§ **Task requirements**
Print the lines of the entries again without any change, starting with the line that contains "series-0-point-44: [449, 323, 456, 330]" and continuing through the line that contains "series-3-point-33: [414, 382, 422, 390]", with both of those lines included.

** BEGIN Data shown **

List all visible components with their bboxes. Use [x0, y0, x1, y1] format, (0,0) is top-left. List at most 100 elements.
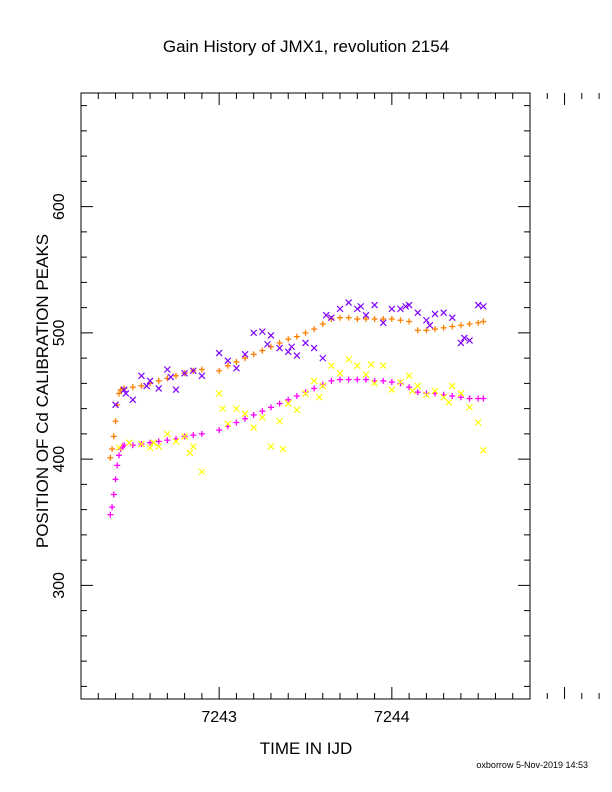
series-0-point-44: [449, 323, 456, 330]
series-0-point-46: [466, 321, 473, 328]
series-2-point-24: [327, 314, 335, 322]
series-3-point-6: [172, 438, 180, 445]
series-2-point-31: [388, 305, 396, 313]
series-3-point-45: [279, 445, 287, 453]
series-1-point-45: [449, 393, 456, 399]
series-0-point-31: [337, 314, 344, 321]
series-1-point-29: [311, 385, 318, 392]
series-3-point-24: [336, 369, 344, 377]
series-layer: [107, 299, 487, 518]
series-2-point-12: [224, 357, 232, 365]
series-1: [107, 376, 487, 518]
y-axis-label: POSITION OF Cd CALIBRATION PEAKS: [33, 234, 52, 548]
series-2-point-42: [479, 302, 487, 310]
series-0-point-20: [242, 355, 249, 362]
series-2: [112, 299, 487, 409]
series-3-point-3: [146, 444, 154, 452]
series-0-point-13: [172, 372, 179, 379]
series-3-point-48: [409, 387, 416, 395]
series-2-point-28: [362, 311, 370, 319]
series-3-point-0: [115, 444, 123, 452]
series-3-point-38: [457, 390, 465, 397]
series-2-point-32: [397, 305, 404, 313]
series-2-point-52: [460, 334, 468, 342]
series-1-point-4: [114, 462, 121, 469]
series-3-point-8: [189, 443, 197, 450]
series-2-point-22: [310, 344, 318, 352]
series-1-point-40: [406, 384, 413, 391]
series-2-point-45: [167, 373, 175, 381]
series-2-point-20: [293, 352, 301, 360]
series-3-point-19: [293, 406, 301, 414]
series-1-point-1: [109, 504, 116, 511]
series-2-point-36: [431, 310, 439, 318]
series-0-point-26: [293, 333, 300, 340]
series-3-point-33: [414, 382, 422, 390]
y-tick-labels: 300 400 500 600: [51, 193, 68, 599]
series-3-point-13: [241, 410, 249, 418]
series-3-point-1: [125, 439, 133, 447]
series-3-point-10: [215, 390, 223, 397]
series-2-point-51: [426, 321, 434, 329]
series-3-point-37: [448, 382, 456, 390]
series-3-point-5: [163, 430, 171, 438]
series-3-point-39: [466, 403, 473, 411]
series-3-point-43: [186, 449, 194, 457]
series-0-point-18: [224, 362, 231, 369]
series-2-point-9: [189, 367, 197, 375]
y-tick-label-300: 300: [51, 572, 68, 599]
series-0-point-43: [440, 324, 447, 331]
series-0-point-27: [302, 329, 309, 336]
series-2-point-35: [422, 316, 430, 324]
series-1-point-25: [276, 400, 283, 407]
series-2-point-47: [288, 343, 296, 351]
series-3-point-42: [150, 439, 157, 447]
series-1-point-13: [164, 437, 171, 444]
series-3-point-40: [474, 419, 482, 426]
x-axis-label: TIME IN IJD: [260, 739, 353, 758]
series-1-point-32: [337, 376, 344, 383]
series-2-point-0: [112, 401, 119, 409]
series-1-point-31: [328, 377, 335, 384]
series-1-point-18: [216, 427, 223, 434]
series-3-point-25: [345, 355, 353, 363]
footer-credit: oxborrow 5-Nov-2019 14:53: [476, 760, 588, 770]
series-3-point-46: [315, 393, 323, 401]
series-3-point-44: [219, 405, 227, 413]
x-tick-label-7244: 7244: [374, 709, 410, 726]
series-2-point-16: [258, 328, 266, 336]
series-2-point-11: [215, 349, 223, 357]
series-2-point-8: [181, 369, 189, 377]
series-3-point-12: [232, 405, 240, 413]
series-0-point-47: [475, 319, 482, 326]
series-3-point-32: [405, 372, 413, 380]
series-3-point-47: [367, 361, 375, 368]
series-3-point-28: [371, 379, 379, 387]
series-0-point-48: [480, 318, 487, 325]
series-0-point-28: [311, 326, 318, 333]
series-0-point-39: [406, 318, 413, 325]
series-2-point-41: [474, 301, 482, 309]
series-2-point-4: [146, 377, 154, 385]
series-1-point-49: [480, 395, 487, 402]
series-2-point-21: [302, 339, 309, 347]
series-1-point-27: [293, 393, 300, 399]
series-1-point-3: [112, 476, 119, 483]
series-2-point-7: [172, 386, 180, 394]
series-1-point-9: [129, 442, 136, 449]
x-tick-labels: 7243 7244: [201, 709, 409, 726]
series-1-point-46: [457, 394, 464, 401]
series-1-point-5: [115, 452, 122, 459]
series-2-point-27: [353, 305, 361, 313]
series-3-point-35: [431, 387, 439, 395]
series-3-point-23: [327, 362, 335, 370]
series-0-point-8: [129, 384, 136, 391]
series-2-point-43: [122, 390, 130, 397]
series-3-point-29: [379, 362, 387, 370]
series-0-point-38: [397, 317, 404, 324]
series-2-point-3: [138, 372, 145, 380]
series-2-point-49: [357, 302, 365, 310]
series-0-point-22: [259, 347, 266, 354]
series-3-point-20: [302, 390, 309, 397]
series-1-point-35: [362, 376, 369, 383]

** END Data shown **

§ **Solution to this task**
series-0-point-44: [449, 323, 456, 330]
series-0-point-46: [466, 321, 473, 328]
series-2-point-24: [327, 314, 335, 322]
series-3-point-6: [172, 438, 180, 445]
series-2-point-31: [388, 305, 396, 313]
series-3-point-45: [279, 445, 287, 453]
series-1-point-45: [449, 393, 456, 399]
series-0-point-31: [337, 314, 344, 321]
series-1-point-29: [311, 385, 318, 392]
series-3-point-24: [336, 369, 344, 377]
series-layer: [107, 299, 487, 518]
series-2-point-12: [224, 357, 232, 365]
series-1: [107, 376, 487, 518]
y-axis-label: POSITION OF Cd CALIBRATION PEAKS: [33, 234, 52, 548]
series-2-point-42: [479, 302, 487, 310]
series-0-point-20: [242, 355, 249, 362]
series-2: [112, 299, 487, 409]
series-3-point-3: [146, 444, 154, 452]
series-0-point-13: [172, 372, 179, 379]
series-3-point-48: [409, 387, 416, 395]
series-2-point-28: [362, 311, 370, 319]
series-3-point-0: [115, 444, 123, 452]
series-3-point-38: [457, 390, 465, 397]
series-2-point-32: [397, 305, 404, 313]
series-2-point-52: [460, 334, 468, 342]
series-1-point-4: [114, 462, 121, 469]
series-3-point-8: [189, 443, 197, 450]
series-2-point-22: [310, 344, 318, 352]
series-1-point-40: [406, 384, 413, 391]
series-2-point-45: [167, 373, 175, 381]
series-2-point-20: [293, 352, 301, 360]
series-3-point-19: [293, 406, 301, 414]
series-1-point-1: [109, 504, 116, 511]
series-2-point-36: [431, 310, 439, 318]
series-0-point-26: [293, 333, 300, 340]
series-3-point-33: [414, 382, 422, 390]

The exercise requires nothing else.